-- begin --

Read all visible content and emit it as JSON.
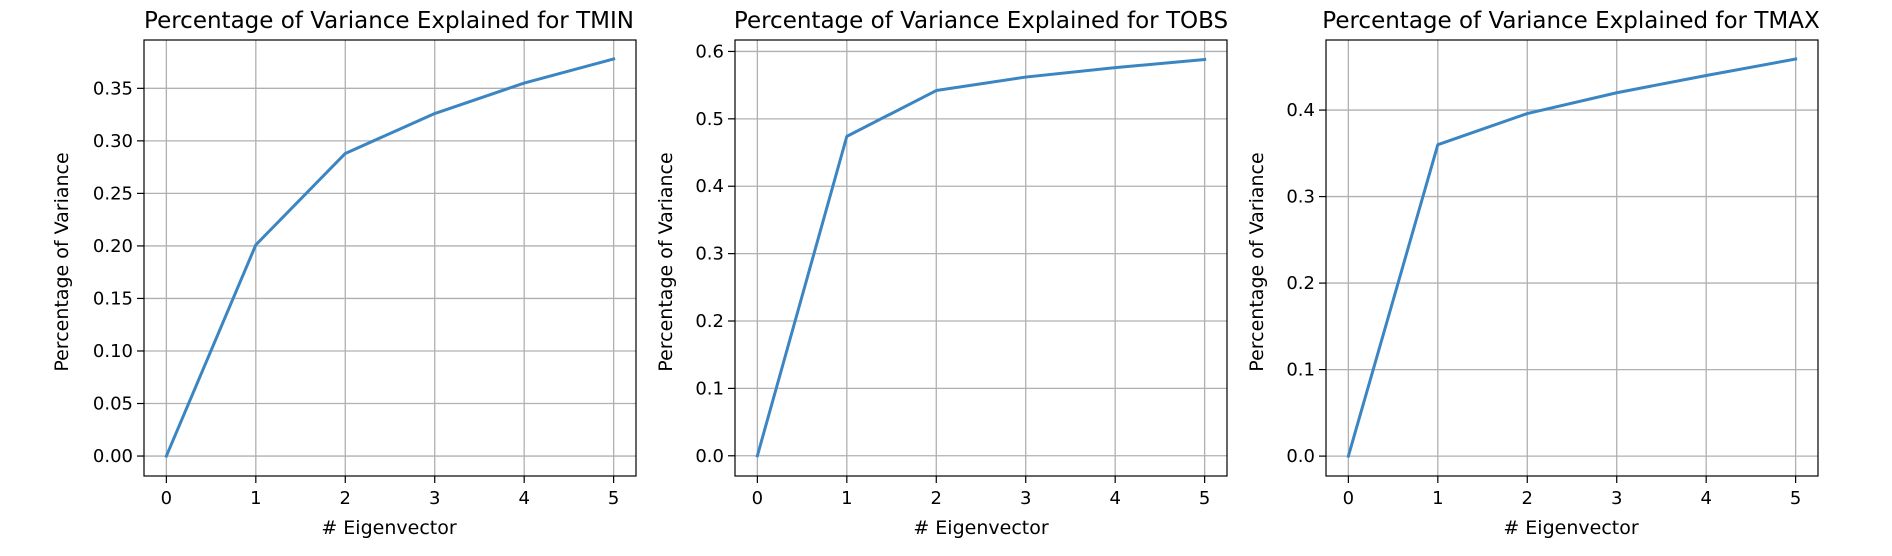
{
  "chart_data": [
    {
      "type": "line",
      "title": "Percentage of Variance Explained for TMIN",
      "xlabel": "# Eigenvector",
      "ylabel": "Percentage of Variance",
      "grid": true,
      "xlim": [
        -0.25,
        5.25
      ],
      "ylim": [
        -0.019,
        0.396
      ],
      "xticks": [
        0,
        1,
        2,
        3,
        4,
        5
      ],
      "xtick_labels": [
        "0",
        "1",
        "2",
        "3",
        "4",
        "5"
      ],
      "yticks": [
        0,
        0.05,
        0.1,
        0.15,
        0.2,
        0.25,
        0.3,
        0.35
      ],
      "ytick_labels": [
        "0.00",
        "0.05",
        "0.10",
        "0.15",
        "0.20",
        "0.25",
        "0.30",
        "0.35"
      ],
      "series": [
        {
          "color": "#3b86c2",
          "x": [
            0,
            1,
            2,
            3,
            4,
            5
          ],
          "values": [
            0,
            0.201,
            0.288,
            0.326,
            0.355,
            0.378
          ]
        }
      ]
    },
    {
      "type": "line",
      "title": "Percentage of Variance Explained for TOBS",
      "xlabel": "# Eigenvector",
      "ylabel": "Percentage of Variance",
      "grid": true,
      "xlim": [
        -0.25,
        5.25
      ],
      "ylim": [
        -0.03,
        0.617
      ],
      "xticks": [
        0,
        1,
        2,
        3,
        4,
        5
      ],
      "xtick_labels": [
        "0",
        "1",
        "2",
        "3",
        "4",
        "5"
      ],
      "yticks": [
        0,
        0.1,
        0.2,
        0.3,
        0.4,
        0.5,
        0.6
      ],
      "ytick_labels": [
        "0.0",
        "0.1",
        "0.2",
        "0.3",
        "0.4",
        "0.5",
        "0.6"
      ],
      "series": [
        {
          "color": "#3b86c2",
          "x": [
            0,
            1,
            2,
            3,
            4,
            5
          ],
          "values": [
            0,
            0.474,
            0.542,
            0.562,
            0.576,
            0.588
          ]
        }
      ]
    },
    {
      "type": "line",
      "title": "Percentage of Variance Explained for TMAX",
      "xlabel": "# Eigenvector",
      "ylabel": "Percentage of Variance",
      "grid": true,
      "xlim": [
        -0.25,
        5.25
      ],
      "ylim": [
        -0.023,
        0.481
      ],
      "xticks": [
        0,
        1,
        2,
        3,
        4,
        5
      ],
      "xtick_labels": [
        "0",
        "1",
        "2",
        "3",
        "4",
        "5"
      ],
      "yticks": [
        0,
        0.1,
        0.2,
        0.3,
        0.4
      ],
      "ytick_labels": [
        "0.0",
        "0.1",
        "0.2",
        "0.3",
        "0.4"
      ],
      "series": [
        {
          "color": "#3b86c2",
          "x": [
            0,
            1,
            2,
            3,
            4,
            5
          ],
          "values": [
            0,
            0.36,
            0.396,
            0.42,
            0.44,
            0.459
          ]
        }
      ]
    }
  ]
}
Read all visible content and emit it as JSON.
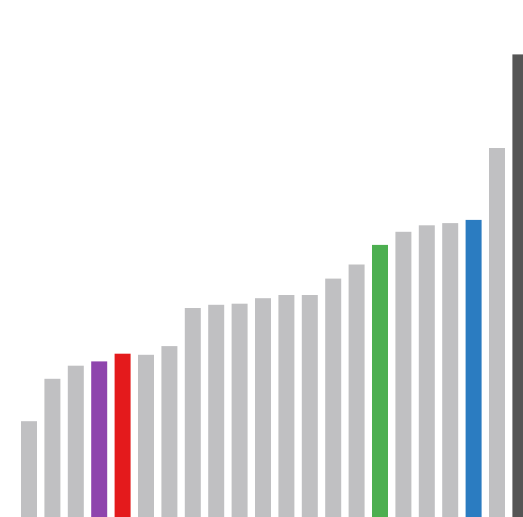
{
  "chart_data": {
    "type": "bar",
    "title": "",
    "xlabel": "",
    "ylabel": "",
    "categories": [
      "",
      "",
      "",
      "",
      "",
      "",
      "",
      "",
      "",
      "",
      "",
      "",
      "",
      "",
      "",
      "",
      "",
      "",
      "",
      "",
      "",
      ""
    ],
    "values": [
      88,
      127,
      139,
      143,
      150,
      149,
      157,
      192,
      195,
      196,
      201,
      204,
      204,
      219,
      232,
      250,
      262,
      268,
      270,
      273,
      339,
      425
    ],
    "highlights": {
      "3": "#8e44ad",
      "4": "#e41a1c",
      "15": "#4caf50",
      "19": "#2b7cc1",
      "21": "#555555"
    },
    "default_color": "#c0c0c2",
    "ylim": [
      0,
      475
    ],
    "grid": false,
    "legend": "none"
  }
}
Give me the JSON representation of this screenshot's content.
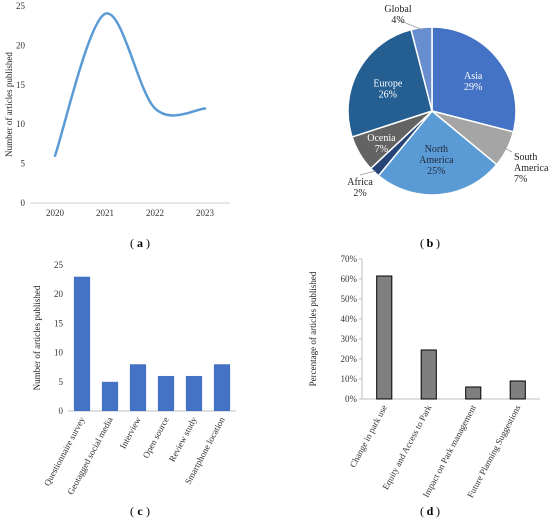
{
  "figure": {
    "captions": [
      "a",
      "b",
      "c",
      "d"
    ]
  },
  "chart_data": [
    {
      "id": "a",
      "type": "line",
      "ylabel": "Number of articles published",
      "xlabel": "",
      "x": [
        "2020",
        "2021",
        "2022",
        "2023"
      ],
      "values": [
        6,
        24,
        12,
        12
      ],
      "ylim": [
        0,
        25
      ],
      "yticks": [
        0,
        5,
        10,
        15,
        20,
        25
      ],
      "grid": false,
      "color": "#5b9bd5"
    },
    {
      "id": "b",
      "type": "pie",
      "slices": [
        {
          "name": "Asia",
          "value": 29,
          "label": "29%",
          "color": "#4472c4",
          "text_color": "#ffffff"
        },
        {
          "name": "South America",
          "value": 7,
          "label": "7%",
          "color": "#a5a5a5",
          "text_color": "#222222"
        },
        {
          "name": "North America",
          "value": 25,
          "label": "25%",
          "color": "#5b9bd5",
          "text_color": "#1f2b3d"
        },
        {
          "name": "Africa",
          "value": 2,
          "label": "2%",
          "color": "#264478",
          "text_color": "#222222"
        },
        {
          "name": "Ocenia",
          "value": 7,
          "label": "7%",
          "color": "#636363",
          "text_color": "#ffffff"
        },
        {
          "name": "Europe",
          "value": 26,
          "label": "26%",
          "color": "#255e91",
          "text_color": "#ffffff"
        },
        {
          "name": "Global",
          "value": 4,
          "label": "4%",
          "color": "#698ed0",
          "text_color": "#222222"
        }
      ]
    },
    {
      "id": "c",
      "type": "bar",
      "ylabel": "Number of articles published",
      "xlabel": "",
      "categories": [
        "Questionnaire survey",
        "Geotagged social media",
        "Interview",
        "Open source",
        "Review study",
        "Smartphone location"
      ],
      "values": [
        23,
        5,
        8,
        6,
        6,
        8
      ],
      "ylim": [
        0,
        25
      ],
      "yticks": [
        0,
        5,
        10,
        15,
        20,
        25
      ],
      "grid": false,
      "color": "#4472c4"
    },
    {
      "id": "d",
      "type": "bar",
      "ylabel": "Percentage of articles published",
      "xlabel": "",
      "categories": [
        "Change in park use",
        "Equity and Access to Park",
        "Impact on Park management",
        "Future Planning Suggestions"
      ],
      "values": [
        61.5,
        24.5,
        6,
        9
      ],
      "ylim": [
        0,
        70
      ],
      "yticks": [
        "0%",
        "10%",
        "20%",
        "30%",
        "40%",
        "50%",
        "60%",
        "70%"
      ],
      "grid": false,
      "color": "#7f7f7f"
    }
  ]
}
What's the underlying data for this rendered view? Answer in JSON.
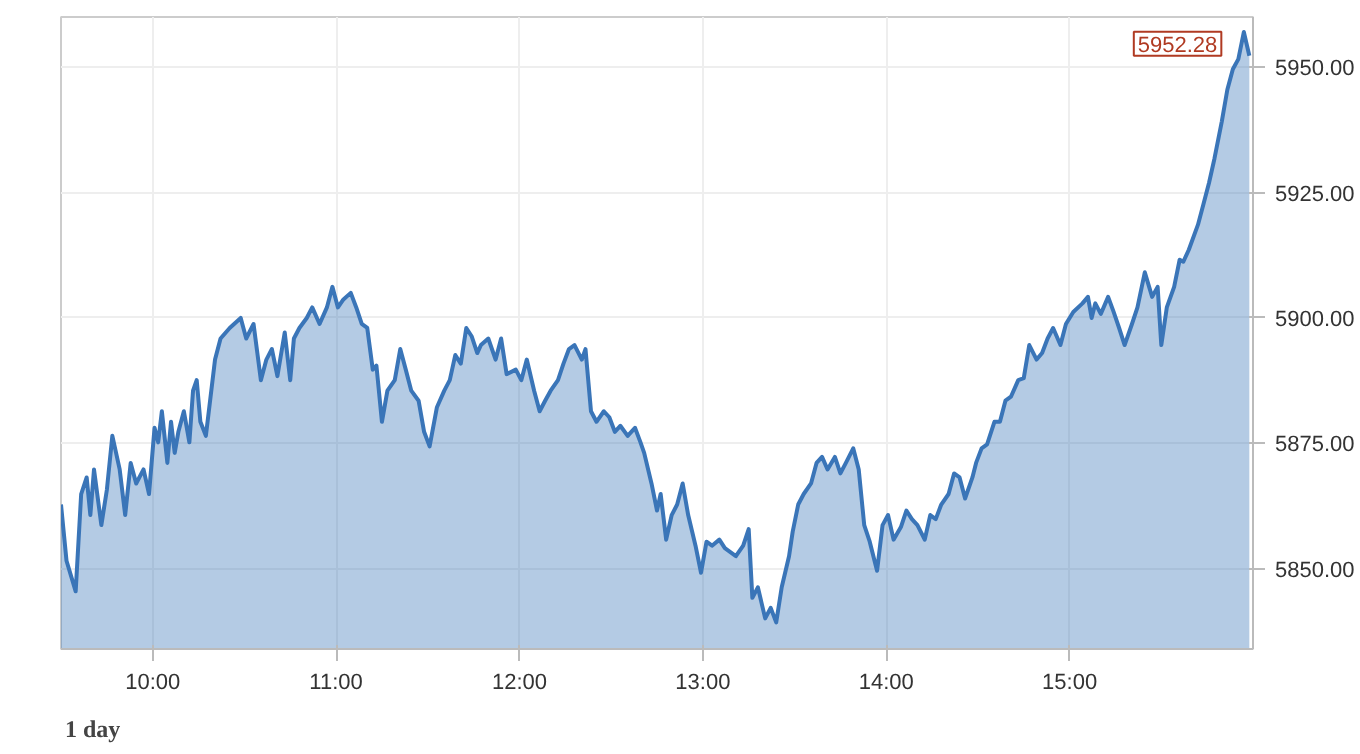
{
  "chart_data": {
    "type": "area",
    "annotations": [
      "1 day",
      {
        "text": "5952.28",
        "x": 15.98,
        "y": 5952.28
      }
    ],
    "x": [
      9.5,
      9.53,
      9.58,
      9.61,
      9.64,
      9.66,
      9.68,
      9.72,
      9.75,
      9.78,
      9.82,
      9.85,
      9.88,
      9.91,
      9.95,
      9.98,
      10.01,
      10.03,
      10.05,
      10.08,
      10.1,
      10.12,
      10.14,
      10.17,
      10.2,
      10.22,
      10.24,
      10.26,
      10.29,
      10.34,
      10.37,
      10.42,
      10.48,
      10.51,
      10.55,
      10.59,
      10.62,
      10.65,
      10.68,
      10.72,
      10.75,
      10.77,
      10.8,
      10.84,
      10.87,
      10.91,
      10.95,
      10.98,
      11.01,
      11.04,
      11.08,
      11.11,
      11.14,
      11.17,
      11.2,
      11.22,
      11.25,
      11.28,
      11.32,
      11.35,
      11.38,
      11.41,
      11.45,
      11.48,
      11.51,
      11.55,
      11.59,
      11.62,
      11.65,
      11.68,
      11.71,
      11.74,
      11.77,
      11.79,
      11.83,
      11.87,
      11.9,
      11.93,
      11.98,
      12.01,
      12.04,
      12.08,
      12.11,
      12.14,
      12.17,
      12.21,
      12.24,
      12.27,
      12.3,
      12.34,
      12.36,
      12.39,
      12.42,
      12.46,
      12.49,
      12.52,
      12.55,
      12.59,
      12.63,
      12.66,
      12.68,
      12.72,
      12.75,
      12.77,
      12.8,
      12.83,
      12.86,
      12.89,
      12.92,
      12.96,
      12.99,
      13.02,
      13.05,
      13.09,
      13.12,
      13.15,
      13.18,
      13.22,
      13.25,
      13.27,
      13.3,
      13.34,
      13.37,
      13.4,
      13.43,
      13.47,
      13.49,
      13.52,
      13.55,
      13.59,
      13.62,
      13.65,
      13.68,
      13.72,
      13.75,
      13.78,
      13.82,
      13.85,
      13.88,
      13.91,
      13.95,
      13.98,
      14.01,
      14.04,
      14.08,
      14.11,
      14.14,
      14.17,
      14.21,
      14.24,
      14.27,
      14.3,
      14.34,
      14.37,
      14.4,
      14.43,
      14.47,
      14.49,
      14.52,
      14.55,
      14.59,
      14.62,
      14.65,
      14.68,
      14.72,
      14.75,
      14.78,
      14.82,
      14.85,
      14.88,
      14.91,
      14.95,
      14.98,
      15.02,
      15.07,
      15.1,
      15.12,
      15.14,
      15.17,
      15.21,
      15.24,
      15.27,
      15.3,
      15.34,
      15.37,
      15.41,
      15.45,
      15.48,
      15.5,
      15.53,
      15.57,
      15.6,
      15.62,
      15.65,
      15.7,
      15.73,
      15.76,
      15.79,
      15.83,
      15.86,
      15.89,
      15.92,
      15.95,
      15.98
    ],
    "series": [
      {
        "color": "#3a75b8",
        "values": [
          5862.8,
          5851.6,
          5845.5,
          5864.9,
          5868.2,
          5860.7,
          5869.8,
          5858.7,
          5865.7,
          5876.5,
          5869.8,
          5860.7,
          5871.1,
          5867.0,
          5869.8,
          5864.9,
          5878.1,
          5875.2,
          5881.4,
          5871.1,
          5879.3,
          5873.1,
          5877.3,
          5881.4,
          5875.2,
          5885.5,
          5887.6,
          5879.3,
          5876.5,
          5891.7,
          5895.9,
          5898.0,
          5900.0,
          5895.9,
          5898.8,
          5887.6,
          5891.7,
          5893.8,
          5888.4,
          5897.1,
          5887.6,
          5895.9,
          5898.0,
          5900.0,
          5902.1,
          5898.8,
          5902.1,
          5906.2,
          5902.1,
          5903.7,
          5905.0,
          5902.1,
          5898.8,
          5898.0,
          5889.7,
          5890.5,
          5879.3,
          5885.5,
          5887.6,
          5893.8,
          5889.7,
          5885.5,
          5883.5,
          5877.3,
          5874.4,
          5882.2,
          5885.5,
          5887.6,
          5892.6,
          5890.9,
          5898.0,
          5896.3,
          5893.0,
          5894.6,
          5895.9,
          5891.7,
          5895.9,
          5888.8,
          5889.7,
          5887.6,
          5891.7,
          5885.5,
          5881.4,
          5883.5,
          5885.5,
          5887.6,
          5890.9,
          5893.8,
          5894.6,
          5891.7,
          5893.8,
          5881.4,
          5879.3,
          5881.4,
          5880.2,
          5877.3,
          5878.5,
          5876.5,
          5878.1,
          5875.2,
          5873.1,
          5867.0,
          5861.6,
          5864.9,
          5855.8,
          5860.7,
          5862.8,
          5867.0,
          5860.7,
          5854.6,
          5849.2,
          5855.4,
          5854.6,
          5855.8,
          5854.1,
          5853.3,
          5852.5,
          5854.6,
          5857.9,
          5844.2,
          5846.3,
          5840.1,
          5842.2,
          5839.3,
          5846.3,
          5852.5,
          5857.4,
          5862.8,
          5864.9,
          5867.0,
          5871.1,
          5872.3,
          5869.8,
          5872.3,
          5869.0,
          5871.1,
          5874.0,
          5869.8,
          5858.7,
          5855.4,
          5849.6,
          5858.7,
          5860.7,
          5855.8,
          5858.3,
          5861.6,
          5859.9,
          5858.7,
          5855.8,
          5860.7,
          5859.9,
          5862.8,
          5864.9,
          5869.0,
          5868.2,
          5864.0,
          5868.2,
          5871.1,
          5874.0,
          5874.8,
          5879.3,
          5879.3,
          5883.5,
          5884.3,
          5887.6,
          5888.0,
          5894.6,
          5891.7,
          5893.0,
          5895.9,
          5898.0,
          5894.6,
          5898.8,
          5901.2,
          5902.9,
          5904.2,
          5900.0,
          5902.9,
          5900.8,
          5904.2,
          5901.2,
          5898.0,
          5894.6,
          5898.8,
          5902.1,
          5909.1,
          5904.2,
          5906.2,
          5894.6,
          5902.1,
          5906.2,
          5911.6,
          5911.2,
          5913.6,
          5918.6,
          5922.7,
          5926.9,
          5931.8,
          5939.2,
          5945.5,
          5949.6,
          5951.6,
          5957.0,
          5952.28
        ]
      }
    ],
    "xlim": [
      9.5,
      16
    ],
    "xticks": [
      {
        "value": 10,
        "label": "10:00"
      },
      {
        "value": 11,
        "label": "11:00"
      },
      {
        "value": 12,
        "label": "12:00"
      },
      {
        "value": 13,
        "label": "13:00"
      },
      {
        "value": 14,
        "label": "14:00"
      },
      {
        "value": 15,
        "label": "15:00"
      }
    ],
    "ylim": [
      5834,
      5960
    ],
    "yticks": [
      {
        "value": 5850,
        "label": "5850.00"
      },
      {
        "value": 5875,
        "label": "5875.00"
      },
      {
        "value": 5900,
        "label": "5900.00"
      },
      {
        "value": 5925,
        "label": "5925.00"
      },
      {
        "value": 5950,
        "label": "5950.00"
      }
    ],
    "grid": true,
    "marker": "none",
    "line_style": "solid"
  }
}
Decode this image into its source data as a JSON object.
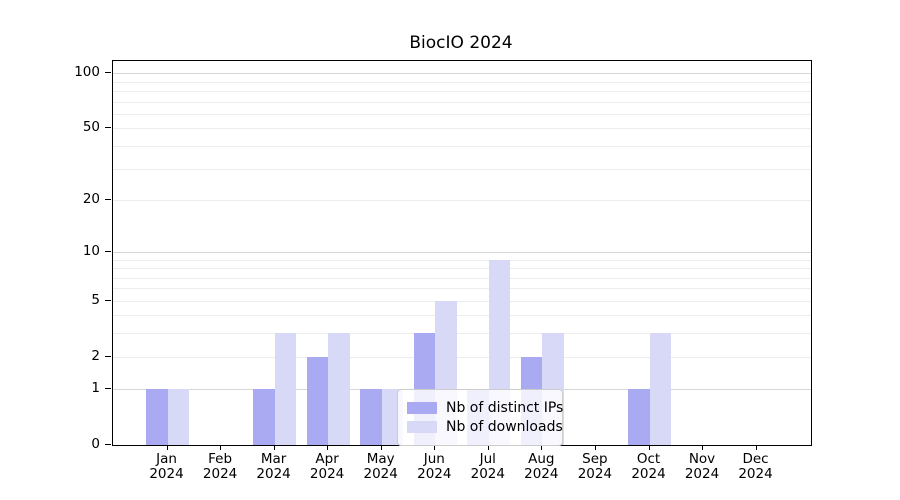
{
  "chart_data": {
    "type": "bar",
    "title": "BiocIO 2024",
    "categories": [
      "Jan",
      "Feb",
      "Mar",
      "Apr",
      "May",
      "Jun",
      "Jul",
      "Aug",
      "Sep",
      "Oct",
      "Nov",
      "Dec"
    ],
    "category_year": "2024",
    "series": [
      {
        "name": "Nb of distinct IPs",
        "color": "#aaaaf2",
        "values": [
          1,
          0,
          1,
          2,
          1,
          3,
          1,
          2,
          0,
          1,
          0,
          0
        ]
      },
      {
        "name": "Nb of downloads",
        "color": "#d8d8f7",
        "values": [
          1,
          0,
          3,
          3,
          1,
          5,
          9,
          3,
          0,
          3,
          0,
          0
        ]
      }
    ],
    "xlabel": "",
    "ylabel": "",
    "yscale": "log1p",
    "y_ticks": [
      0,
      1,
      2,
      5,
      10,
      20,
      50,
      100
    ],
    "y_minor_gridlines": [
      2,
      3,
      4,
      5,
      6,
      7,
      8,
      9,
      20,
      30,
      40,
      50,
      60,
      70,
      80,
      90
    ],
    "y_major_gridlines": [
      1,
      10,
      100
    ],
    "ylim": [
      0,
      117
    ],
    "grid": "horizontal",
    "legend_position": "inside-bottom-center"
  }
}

-- end --

Go through the material above and copy each line that has the word "America".

          "name": "South America",
          "name": "North America",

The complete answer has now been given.